Exercise objective ->
Copy out the listing exactly.

━━ Task inputs ━━

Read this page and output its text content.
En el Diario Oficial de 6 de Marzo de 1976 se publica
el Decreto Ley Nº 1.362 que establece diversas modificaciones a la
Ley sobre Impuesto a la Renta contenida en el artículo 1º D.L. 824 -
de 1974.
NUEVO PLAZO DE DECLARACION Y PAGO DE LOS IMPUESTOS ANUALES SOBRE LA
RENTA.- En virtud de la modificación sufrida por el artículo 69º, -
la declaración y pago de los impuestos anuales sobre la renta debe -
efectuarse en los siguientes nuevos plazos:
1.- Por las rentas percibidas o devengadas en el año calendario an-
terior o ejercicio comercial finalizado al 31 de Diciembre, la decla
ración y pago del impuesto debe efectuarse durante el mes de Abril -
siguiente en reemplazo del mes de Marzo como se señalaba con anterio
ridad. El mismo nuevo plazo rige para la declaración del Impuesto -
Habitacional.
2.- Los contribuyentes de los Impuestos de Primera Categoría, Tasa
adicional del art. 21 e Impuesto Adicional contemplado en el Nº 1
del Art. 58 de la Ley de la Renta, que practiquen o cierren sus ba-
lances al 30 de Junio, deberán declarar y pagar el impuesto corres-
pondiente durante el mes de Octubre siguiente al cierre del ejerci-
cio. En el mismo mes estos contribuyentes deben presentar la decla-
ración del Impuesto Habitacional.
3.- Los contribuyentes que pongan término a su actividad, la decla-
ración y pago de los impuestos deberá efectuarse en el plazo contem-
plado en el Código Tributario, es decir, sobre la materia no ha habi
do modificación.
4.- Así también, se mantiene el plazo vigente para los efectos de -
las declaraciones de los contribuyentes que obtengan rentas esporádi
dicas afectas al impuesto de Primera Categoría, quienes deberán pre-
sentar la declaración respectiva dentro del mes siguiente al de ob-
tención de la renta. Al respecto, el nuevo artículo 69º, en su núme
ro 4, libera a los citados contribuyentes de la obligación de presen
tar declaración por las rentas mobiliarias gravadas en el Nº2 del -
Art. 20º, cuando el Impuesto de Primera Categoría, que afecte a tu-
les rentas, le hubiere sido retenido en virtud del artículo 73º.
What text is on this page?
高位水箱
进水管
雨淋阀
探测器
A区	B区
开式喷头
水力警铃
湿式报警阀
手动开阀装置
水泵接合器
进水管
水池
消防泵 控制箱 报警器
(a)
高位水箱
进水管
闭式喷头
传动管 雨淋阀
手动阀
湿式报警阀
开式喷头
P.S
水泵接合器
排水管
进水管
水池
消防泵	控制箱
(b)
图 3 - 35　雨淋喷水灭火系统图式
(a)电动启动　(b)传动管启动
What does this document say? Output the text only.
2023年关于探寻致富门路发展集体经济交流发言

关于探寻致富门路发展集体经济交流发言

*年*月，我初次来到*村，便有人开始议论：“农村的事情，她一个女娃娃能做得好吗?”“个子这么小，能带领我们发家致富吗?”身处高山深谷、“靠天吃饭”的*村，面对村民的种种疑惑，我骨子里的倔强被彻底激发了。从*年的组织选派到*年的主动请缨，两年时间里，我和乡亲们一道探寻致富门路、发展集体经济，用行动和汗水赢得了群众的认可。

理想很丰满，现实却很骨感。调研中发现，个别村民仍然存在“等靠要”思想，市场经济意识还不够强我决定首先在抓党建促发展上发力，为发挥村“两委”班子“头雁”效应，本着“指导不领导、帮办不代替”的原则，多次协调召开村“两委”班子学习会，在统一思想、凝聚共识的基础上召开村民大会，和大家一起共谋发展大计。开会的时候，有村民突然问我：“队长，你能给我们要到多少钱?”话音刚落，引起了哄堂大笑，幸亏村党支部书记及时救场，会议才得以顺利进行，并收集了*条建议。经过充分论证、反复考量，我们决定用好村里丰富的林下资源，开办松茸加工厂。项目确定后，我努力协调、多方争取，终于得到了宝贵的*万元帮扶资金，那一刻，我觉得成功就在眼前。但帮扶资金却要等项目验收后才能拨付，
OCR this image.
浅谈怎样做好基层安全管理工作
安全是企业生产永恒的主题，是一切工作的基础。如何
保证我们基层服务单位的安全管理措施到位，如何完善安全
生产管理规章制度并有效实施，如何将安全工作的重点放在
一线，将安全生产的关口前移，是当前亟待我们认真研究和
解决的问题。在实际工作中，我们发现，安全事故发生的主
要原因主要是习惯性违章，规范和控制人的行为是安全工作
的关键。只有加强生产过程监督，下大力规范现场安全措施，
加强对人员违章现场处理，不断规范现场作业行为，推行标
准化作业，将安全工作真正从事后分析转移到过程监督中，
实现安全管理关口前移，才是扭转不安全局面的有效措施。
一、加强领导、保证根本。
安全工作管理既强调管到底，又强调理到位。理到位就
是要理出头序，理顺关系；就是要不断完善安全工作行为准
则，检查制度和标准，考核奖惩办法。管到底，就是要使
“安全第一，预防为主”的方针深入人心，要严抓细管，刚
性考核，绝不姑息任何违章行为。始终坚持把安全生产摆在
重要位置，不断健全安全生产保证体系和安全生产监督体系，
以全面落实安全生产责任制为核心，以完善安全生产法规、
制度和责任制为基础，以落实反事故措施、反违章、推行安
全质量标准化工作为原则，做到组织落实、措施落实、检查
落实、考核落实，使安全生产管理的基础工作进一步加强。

━━━

Answer to the exercise ->
Read this page and output its text content.
En el Diario Oficial de 6 de Marzo de 1976 se publica
el Decreto Ley Nº 1.362 que establece diversas modificaciones a la
Ley sobre Impuesto a la Renta contenida en el artículo 1º D.L. 824 -
de 1974.
NUEVO PLAZO DE DECLARACION Y PAGO DE LOS IMPUESTOS ANUALES SOBRE LA
RENTA.- En virtud de la modificación sufrida por el artículo 69º, -
la declaración y pago de los impuestos anuales sobre la renta debe -
efectuarse en los siguientes nuevos plazos:
1.- Por las rentas percibidas o devengadas en el año calendario an-
terior o ejercicio comercial finalizado al 31 de Diciembre, la decla
ración y pago del impuesto debe efectuarse durante el mes de Abril -
siguiente en reemplazo del mes de Marzo como se señalaba con anterio
ridad. El mismo nuevo plazo rige para la declaración del Impuesto -
Habitacional.
2.- Los contribuyentes de los Impuestos de Primera Categoría, Tasa
adicional del art. 21 e Impuesto Adicional contemplado en el Nº 1
del Art. 58 de la Ley de la Renta, que practiquen o cierren sus ba-
lances al 30 de Junio, deberán declarar y pagar el impuesto corres-
pondiente durante el mes de Octubre siguiente al cierre del ejerci-
cio. En el mismo mes estos contribuyentes deben presentar la decla-
ración del Impuesto Habitacional.
3.- Los contribuyentes que pongan término a su actividad, la decla-
ración y pago de los impuestos deberá efectuarse en el plazo contem-
plado en el Código Tributario, es decir, sobre la materia no ha habi
do modificación.
4.- Así también, se mantiene el plazo vigente para los efectos de -
las declaraciones de los contribuyentes que obtengan rentas esporádi
dicas afectas al impuesto de Primera Categoría, quienes deberán pre-
sentar la declaración respectiva dentro del mes siguiente al de ob-
tención de la renta. Al respecto, el nuevo artículo 69º, en su núme
ro 4, libera a los citados contribuyentes de la obligación de presen
tar declaración por las rentas mobiliarias gravadas en el Nº2 del -
Art. 20º, cuando el Impuesto de Primera Categoría, que afecte a tu-
les rentas, le hubiere sido retenido en virtud del artículo 73º.
What text is on this page?
高位水箱
进水管
雨淋阀
探测器
A区	B区
开式喷头
水力警铃
湿式报警阀
手动开阀装置
水泵接合器
进水管
水池
消防泵 控制箱 报警器
(a)
高位水箱
进水管
闭式喷头
传动管 雨淋阀
手动阀
湿式报警阀
开式喷头
P.S
水泵接合器
排水管
进水管
水池
消防泵	控制箱
(b)
图 3 - 35　雨淋喷水灭火系统图式
(a)电动启动　(b)传动管启动
What does this document say? Output the text only.
2023年关于探寻致富门路发展集体经济交流发言

关于探寻致富门路发展集体经济交流发言

*年*月，我初次来到*村，便有人开始议论：“农村的事情，她一个女娃娃能做得好吗?”“个子这么小，能带领我们发家致富吗?”身处高山深谷、“靠天吃饭”的*村，面对村民的种种疑惑，我骨子里的倔强被彻底激发了。从*年的组织选派到*年的主动请缨，两年时间里，我和乡亲们一道探寻致富门路、发展集体经济，用行动和汗水赢得了群众的认可。

理想很丰满，现实却很骨感。调研中发现，个别村民仍然存在“等靠要”思想，市场经济意识还不够强我决定首先在抓党建促发展上发力，为发挥村“两委”班子“头雁”效应，本着“指导不领导、帮办不代替”的原则，多次协调召开村“两委”班子学习会，在统一思想、凝聚共识的基础上召开村民大会，和大家一起共谋发展大计。开会的时候，有村民突然问我：“队长，你能给我们要到多少钱?”话音刚落，引起了哄堂大笑，幸亏村党支部书记及时救场，会议才得以顺利进行，并收集了*条建议。经过充分论证、反复考量，我们决定用好村里丰富的林下资源，开办松茸加工厂。项目确定后，我努力协调、多方争取，终于得到了宝贵的*万元帮扶资金，那一刻，我觉得成功就在眼前。但帮扶资金却要等项目验收后才能拨付，
OCR this image.
浅谈怎样做好基层安全管理工作
安全是企业生产永恒的主题，是一切工作的基础。如何
保证我们基层服务单位的安全管理措施到位，如何完善安全
生产管理规章制度并有效实施，如何将安全工作的重点放在
一线，将安全生产的关口前移，是当前亟待我们认真研究和
解决的问题。在实际工作中，我们发现，安全事故发生的主
要原因主要是习惯性违章，规范和控制人的行为是安全工作
的关键。只有加强生产过程监督，下大力规范现场安全措施，
加强对人员违章现场处理，不断规范现场作业行为，推行标
准化作业，将安全工作真正从事后分析转移到过程监督中，
实现安全管理关口前移，才是扭转不安全局面的有效措施。
一、加强领导、保证根本。
安全工作管理既强调管到底，又强调理到位。理到位就
是要理出头序，理顺关系；就是要不断完善安全工作行为准
则，检查制度和标准，考核奖惩办法。管到底，就是要使
“安全第一，预防为主”的方针深入人心，要严抓细管，刚
性考核，绝不姑息任何违章行为。始终坚持把安全生产摆在
重要位置，不断健全安全生产保证体系和安全生产监督体系，
以全面落实安全生产责任制为核心，以完善安全生产法规、
制度和责任制为基础，以落实反事故措施、反违章、推行安
全质量标准化工作为原则，做到组织落实、措施落实、检查
落实、考核落实，使安全生产管理的基础工作进一步加强。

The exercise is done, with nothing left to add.